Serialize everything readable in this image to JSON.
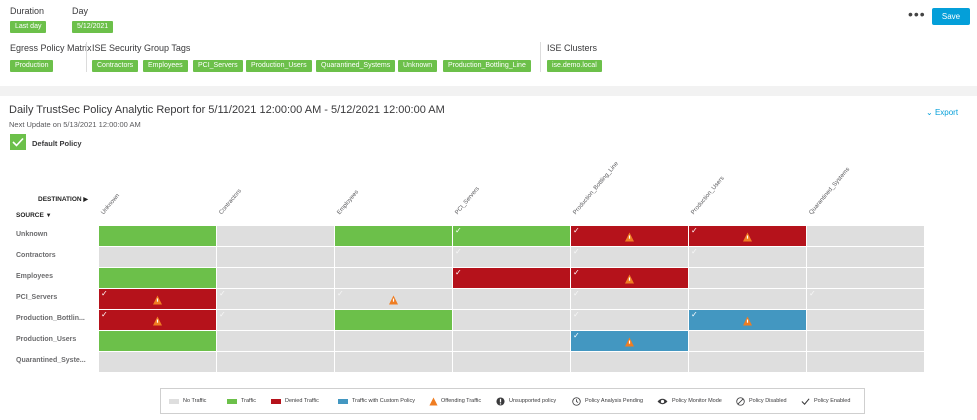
{
  "header": {
    "duration_label": "Duration",
    "duration_value": "Last day",
    "day_label": "Day",
    "day_value": "5/12/2021",
    "egress_label": "Egress Policy Matrix",
    "egress_value": "Production",
    "sgt_label": "ISE Security Group Tags",
    "sgt_tags": [
      "Contractors",
      "Employees",
      "PCI_Servers",
      "Production_Users",
      "Quarantined_Systems",
      "Unknown",
      "Production_Bottling_Line"
    ],
    "clusters_label": "ISE Clusters",
    "clusters_value": "ise.demo.local",
    "more_label": "•••",
    "save_label": "Save"
  },
  "report": {
    "title": "Daily TrustSec Policy Analytic Report for 5/11/2021 12:00:00 AM - 5/12/2021 12:00:00 AM",
    "next_update": "Next Update on 5/13/2021 12:00:00 AM",
    "export_label": "Export",
    "default_policy_label": "Default Policy"
  },
  "matrix": {
    "destination_label": "DESTINATION",
    "source_label": "SOURCE",
    "columns": [
      "Unknown",
      "Contractors",
      "Employees",
      "PCI_Servers",
      "Production_Bottling_Line",
      "Production_Users",
      "Quarantined_Systems"
    ],
    "rows": [
      {
        "name": "Unknown",
        "cells": [
          {
            "s": "traffic",
            "c": false,
            "o": false
          },
          {
            "s": "none",
            "c": false,
            "o": false
          },
          {
            "s": "traffic",
            "c": false,
            "o": false
          },
          {
            "s": "traffic",
            "c": true,
            "o": false
          },
          {
            "s": "denied",
            "c": true,
            "o": true
          },
          {
            "s": "denied",
            "c": true,
            "o": true
          },
          {
            "s": "none",
            "c": false,
            "o": false
          }
        ]
      },
      {
        "name": "Contractors",
        "cells": [
          {
            "s": "none",
            "c": false,
            "o": false
          },
          {
            "s": "none",
            "c": false,
            "o": false
          },
          {
            "s": "none",
            "c": false,
            "o": false
          },
          {
            "s": "none",
            "c": true,
            "o": false
          },
          {
            "s": "none",
            "c": true,
            "o": false
          },
          {
            "s": "none",
            "c": true,
            "o": false
          },
          {
            "s": "none",
            "c": false,
            "o": false
          }
        ]
      },
      {
        "name": "Employees",
        "cells": [
          {
            "s": "traffic",
            "c": false,
            "o": false
          },
          {
            "s": "none",
            "c": false,
            "o": false
          },
          {
            "s": "none",
            "c": false,
            "o": false
          },
          {
            "s": "denied",
            "c": true,
            "o": false
          },
          {
            "s": "denied",
            "c": true,
            "o": true
          },
          {
            "s": "none",
            "c": false,
            "o": false
          },
          {
            "s": "none",
            "c": false,
            "o": false
          }
        ]
      },
      {
        "name": "PCI_Servers",
        "cells": [
          {
            "s": "denied",
            "c": true,
            "o": true
          },
          {
            "s": "none",
            "c": true,
            "o": false
          },
          {
            "s": "none",
            "c": true,
            "o": true
          },
          {
            "s": "none",
            "c": false,
            "o": false
          },
          {
            "s": "none",
            "c": true,
            "o": false
          },
          {
            "s": "none",
            "c": false,
            "o": false
          },
          {
            "s": "none",
            "c": true,
            "o": false
          }
        ]
      },
      {
        "name": "Production_Bottlin...",
        "cells": [
          {
            "s": "denied",
            "c": true,
            "o": true
          },
          {
            "s": "none",
            "c": true,
            "o": false
          },
          {
            "s": "traffic",
            "c": false,
            "o": false
          },
          {
            "s": "none",
            "c": false,
            "o": false
          },
          {
            "s": "none",
            "c": true,
            "o": false
          },
          {
            "s": "custom",
            "c": true,
            "o": true
          },
          {
            "s": "none",
            "c": false,
            "o": false
          }
        ]
      },
      {
        "name": "Production_Users",
        "cells": [
          {
            "s": "traffic",
            "c": false,
            "o": false
          },
          {
            "s": "none",
            "c": false,
            "o": false
          },
          {
            "s": "none",
            "c": false,
            "o": false
          },
          {
            "s": "none",
            "c": false,
            "o": false
          },
          {
            "s": "custom",
            "c": true,
            "o": true
          },
          {
            "s": "none",
            "c": false,
            "o": false
          },
          {
            "s": "none",
            "c": false,
            "o": false
          }
        ]
      },
      {
        "name": "Quarantined_Syste...",
        "cells": [
          {
            "s": "none",
            "c": false,
            "o": false
          },
          {
            "s": "none",
            "c": false,
            "o": false
          },
          {
            "s": "none",
            "c": false,
            "o": false
          },
          {
            "s": "none",
            "c": false,
            "o": false
          },
          {
            "s": "none",
            "c": false,
            "o": false
          },
          {
            "s": "none",
            "c": false,
            "o": false
          },
          {
            "s": "none",
            "c": false,
            "o": false
          }
        ]
      }
    ]
  },
  "legend": {
    "no_traffic": "No Traffic",
    "traffic": "Traffic",
    "denied": "Denied Traffic",
    "custom": "Traffic with Custom Policy",
    "offending": "Offending Traffic",
    "unsupported": "Unsupported policy",
    "pending": "Policy Analysis Pending",
    "monitor": "Policy Monitor Mode",
    "disabled": "Policy Disabled",
    "enabled": "Policy Enabled"
  },
  "colors": {
    "none": "#dedede",
    "traffic": "#6cc04a",
    "denied": "#b5121b",
    "custom": "#4397c1",
    "offending": "#ef7d22",
    "accent": "#049fd9"
  }
}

Exercise directions —
Go through the data above and transcribe it in full, omitting any image.

Solution for this exercise —
Serialize everything readable in this image to JSON.
{
  "header": {
    "duration_label": "Duration",
    "duration_value": "Last day",
    "day_label": "Day",
    "day_value": "5/12/2021",
    "egress_label": "Egress Policy Matrix",
    "egress_value": "Production",
    "sgt_label": "ISE Security Group Tags",
    "sgt_tags": [
      "Contractors",
      "Employees",
      "PCI_Servers",
      "Production_Users",
      "Quarantined_Systems",
      "Unknown",
      "Production_Bottling_Line"
    ],
    "clusters_label": "ISE Clusters",
    "clusters_value": "ise.demo.local",
    "more_label": "•••",
    "save_label": "Save"
  },
  "report": {
    "title": "Daily TrustSec Policy Analytic Report for 5/11/2021 12:00:00 AM - 5/12/2021 12:00:00 AM",
    "next_update": "Next Update on 5/13/2021 12:00:00 AM",
    "export_label": "Export",
    "default_policy_label": "Default Policy"
  },
  "matrix": {
    "destination_label": "DESTINATION",
    "source_label": "SOURCE",
    "columns": [
      "Unknown",
      "Contractors",
      "Employees",
      "PCI_Servers",
      "Production_Bottling_Line",
      "Production_Users",
      "Quarantined_Systems"
    ],
    "rows": [
      {
        "name": "Unknown",
        "cells": [
          {
            "s": "traffic",
            "c": false,
            "o": false
          },
          {
            "s": "none",
            "c": false,
            "o": false
          },
          {
            "s": "traffic",
            "c": false,
            "o": false
          },
          {
            "s": "traffic",
            "c": true,
            "o": false
          },
          {
            "s": "denied",
            "c": true,
            "o": true
          },
          {
            "s": "denied",
            "c": true,
            "o": true
          },
          {
            "s": "none",
            "c": false,
            "o": false
          }
        ]
      },
      {
        "name": "Contractors",
        "cells": [
          {
            "s": "none",
            "c": false,
            "o": false
          },
          {
            "s": "none",
            "c": false,
            "o": false
          },
          {
            "s": "none",
            "c": false,
            "o": false
          },
          {
            "s": "none",
            "c": true,
            "o": false
          },
          {
            "s": "none",
            "c": true,
            "o": false
          },
          {
            "s": "none",
            "c": true,
            "o": false
          },
          {
            "s": "none",
            "c": false,
            "o": false
          }
        ]
      },
      {
        "name": "Employees",
        "cells": [
          {
            "s": "traffic",
            "c": false,
            "o": false
          },
          {
            "s": "none",
            "c": false,
            "o": false
          },
          {
            "s": "none",
            "c": false,
            "o": false
          },
          {
            "s": "denied",
            "c": true,
            "o": false
          },
          {
            "s": "denied",
            "c": true,
            "o": true
          },
          {
            "s": "none",
            "c": false,
            "o": false
          },
          {
            "s": "none",
            "c": false,
            "o": false
          }
        ]
      },
      {
        "name": "PCI_Servers",
        "cells": [
          {
            "s": "denied",
            "c": true,
            "o": true
          },
          {
            "s": "none",
            "c": true,
            "o": false
          },
          {
            "s": "none",
            "c": true,
            "o": true
          },
          {
            "s": "none",
            "c": false,
            "o": false
          },
          {
            "s": "none",
            "c": true,
            "o": false
          },
          {
            "s": "none",
            "c": false,
            "o": false
          },
          {
            "s": "none",
            "c": true,
            "o": false
          }
        ]
      },
      {
        "name": "Production_Bottlin...",
        "cells": [
          {
            "s": "denied",
            "c": true,
            "o": true
          },
          {
            "s": "none",
            "c": true,
            "o": false
          },
          {
            "s": "traffic",
            "c": false,
            "o": false
          },
          {
            "s": "none",
            "c": false,
            "o": false
          },
          {
            "s": "none",
            "c": true,
            "o": false
          },
          {
            "s": "custom",
            "c": true,
            "o": true
          },
          {
            "s": "none",
            "c": false,
            "o": false
          }
        ]
      },
      {
        "name": "Production_Users",
        "cells": [
          {
            "s": "traffic",
            "c": false,
            "o": false
          },
          {
            "s": "none",
            "c": false,
            "o": false
          },
          {
            "s": "none",
            "c": false,
            "o": false
          },
          {
            "s": "none",
            "c": false,
            "o": false
          },
          {
            "s": "custom",
            "c": true,
            "o": true
          },
          {
            "s": "none",
            "c": false,
            "o": false
          },
          {
            "s": "none",
            "c": false,
            "o": false
          }
        ]
      },
      {
        "name": "Quarantined_Syste...",
        "cells": [
          {
            "s": "none",
            "c": false,
            "o": false
          },
          {
            "s": "none",
            "c": false,
            "o": false
          },
          {
            "s": "none",
            "c": false,
            "o": false
          },
          {
            "s": "none",
            "c": false,
            "o": false
          },
          {
            "s": "none",
            "c": false,
            "o": false
          },
          {
            "s": "none",
            "c": false,
            "o": false
          },
          {
            "s": "none",
            "c": false,
            "o": false
          }
        ]
      }
    ]
  },
  "legend": {
    "no_traffic": "No Traffic",
    "traffic": "Traffic",
    "denied": "Denied Traffic",
    "custom": "Traffic with Custom Policy",
    "offending": "Offending Traffic",
    "unsupported": "Unsupported policy",
    "pending": "Policy Analysis Pending",
    "monitor": "Policy Monitor Mode",
    "disabled": "Policy Disabled",
    "enabled": "Policy Enabled"
  },
  "colors": {
    "none": "#dedede",
    "traffic": "#6cc04a",
    "denied": "#b5121b",
    "custom": "#4397c1",
    "offending": "#ef7d22",
    "accent": "#049fd9"
  }
}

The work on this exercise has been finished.